BEGIN Listed records

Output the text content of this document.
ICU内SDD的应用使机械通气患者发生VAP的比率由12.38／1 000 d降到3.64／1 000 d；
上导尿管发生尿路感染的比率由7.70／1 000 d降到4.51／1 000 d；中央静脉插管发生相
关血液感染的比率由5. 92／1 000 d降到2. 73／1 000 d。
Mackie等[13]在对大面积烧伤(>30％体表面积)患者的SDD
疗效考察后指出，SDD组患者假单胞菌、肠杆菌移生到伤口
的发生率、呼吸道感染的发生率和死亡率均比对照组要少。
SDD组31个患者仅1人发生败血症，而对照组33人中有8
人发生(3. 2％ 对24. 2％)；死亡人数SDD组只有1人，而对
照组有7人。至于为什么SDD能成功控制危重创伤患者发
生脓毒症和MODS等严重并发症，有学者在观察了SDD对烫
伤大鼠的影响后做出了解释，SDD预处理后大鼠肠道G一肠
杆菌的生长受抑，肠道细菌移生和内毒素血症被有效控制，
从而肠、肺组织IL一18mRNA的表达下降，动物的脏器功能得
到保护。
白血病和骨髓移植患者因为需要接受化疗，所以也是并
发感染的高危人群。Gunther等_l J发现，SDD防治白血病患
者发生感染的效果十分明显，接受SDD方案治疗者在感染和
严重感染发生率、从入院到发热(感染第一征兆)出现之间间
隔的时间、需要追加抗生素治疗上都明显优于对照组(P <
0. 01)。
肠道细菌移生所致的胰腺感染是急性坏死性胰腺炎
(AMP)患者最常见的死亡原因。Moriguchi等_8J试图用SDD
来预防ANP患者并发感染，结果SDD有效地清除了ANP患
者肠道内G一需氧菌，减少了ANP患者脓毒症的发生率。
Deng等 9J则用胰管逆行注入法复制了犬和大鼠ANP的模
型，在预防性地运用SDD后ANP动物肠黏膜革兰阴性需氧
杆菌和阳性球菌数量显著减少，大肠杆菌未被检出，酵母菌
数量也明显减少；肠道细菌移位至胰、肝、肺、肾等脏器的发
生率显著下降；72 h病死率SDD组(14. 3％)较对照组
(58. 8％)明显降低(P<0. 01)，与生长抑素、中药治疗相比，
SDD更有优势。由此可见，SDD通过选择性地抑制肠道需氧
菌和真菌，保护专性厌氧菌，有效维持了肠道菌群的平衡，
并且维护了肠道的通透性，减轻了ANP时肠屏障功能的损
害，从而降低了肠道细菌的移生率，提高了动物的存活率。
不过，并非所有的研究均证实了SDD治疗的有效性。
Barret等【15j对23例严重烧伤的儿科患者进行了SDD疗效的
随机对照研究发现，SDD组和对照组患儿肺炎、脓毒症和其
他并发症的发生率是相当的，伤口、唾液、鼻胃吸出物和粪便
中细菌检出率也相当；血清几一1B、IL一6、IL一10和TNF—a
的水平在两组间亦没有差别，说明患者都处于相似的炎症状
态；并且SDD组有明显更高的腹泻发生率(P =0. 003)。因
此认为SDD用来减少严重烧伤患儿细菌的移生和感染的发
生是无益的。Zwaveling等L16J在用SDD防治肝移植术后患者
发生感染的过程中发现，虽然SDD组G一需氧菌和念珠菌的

END Listed records

Each entry above should be written again exactly.

» **Your response**
Output the text content of this document.
ICU内SDD的应用使机械通气患者发生VAP的比率由12.38／1 000 d降到3.64／1 000 d；
上导尿管发生尿路感染的比率由7.70／1 000 d降到4.51／1 000 d；中央静脉插管发生相
关血液感染的比率由5. 92／1 000 d降到2. 73／1 000 d。
Mackie等[13]在对大面积烧伤(>30％体表面积)患者的SDD
疗效考察后指出，SDD组患者假单胞菌、肠杆菌移生到伤口
的发生率、呼吸道感染的发生率和死亡率均比对照组要少。
SDD组31个患者仅1人发生败血症，而对照组33人中有8
人发生(3. 2％ 对24. 2％)；死亡人数SDD组只有1人，而对
照组有7人。至于为什么SDD能成功控制危重创伤患者发
生脓毒症和MODS等严重并发症，有学者在观察了SDD对烫
伤大鼠的影响后做出了解释，SDD预处理后大鼠肠道G一肠
杆菌的生长受抑，肠道细菌移生和内毒素血症被有效控制，
从而肠、肺组织IL一18mRNA的表达下降，动物的脏器功能得
到保护。
白血病和骨髓移植患者因为需要接受化疗，所以也是并
发感染的高危人群。Gunther等_l J发现，SDD防治白血病患
者发生感染的效果十分明显，接受SDD方案治疗者在感染和
严重感染发生率、从入院到发热(感染第一征兆)出现之间间
隔的时间、需要追加抗生素治疗上都明显优于对照组(P <
0. 01)。
肠道细菌移生所致的胰腺感染是急性坏死性胰腺炎
(AMP)患者最常见的死亡原因。Moriguchi等_8J试图用SDD
来预防ANP患者并发感染，结果SDD有效地清除了ANP患
者肠道内G一需氧菌，减少了ANP患者脓毒症的发生率。
Deng等 9J则用胰管逆行注入法复制了犬和大鼠ANP的模
型，在预防性地运用SDD后ANP动物肠黏膜革兰阴性需氧
杆菌和阳性球菌数量显著减少，大肠杆菌未被检出，酵母菌
数量也明显减少；肠道细菌移位至胰、肝、肺、肾等脏器的发
生率显著下降；72 h病死率SDD组(14. 3％)较对照组
(58. 8％)明显降低(P<0. 01)，与生长抑素、中药治疗相比，
SDD更有优势。由此可见，SDD通过选择性地抑制肠道需氧
菌和真菌，保护专性厌氧菌，有效维持了肠道菌群的平衡，
并且维护了肠道的通透性，减轻了ANP时肠屏障功能的损
害，从而降低了肠道细菌的移生率，提高了动物的存活率。
不过，并非所有的研究均证实了SDD治疗的有效性。
Barret等【15j对23例严重烧伤的儿科患者进行了SDD疗效的
随机对照研究发现，SDD组和对照组患儿肺炎、脓毒症和其
他并发症的发生率是相当的，伤口、唾液、鼻胃吸出物和粪便
中细菌检出率也相当；血清几一1B、IL一6、IL一10和TNF—a
的水平在两组间亦没有差别，说明患者都处于相似的炎症状
态；并且SDD组有明显更高的腹泻发生率(P =0. 003)。因
此认为SDD用来减少严重烧伤患儿细菌的移生和感染的发
生是无益的。Zwaveling等L16J在用SDD防治肝移植术后患者
发生感染的过程中发现，虽然SDD组G一需氧菌和念珠菌的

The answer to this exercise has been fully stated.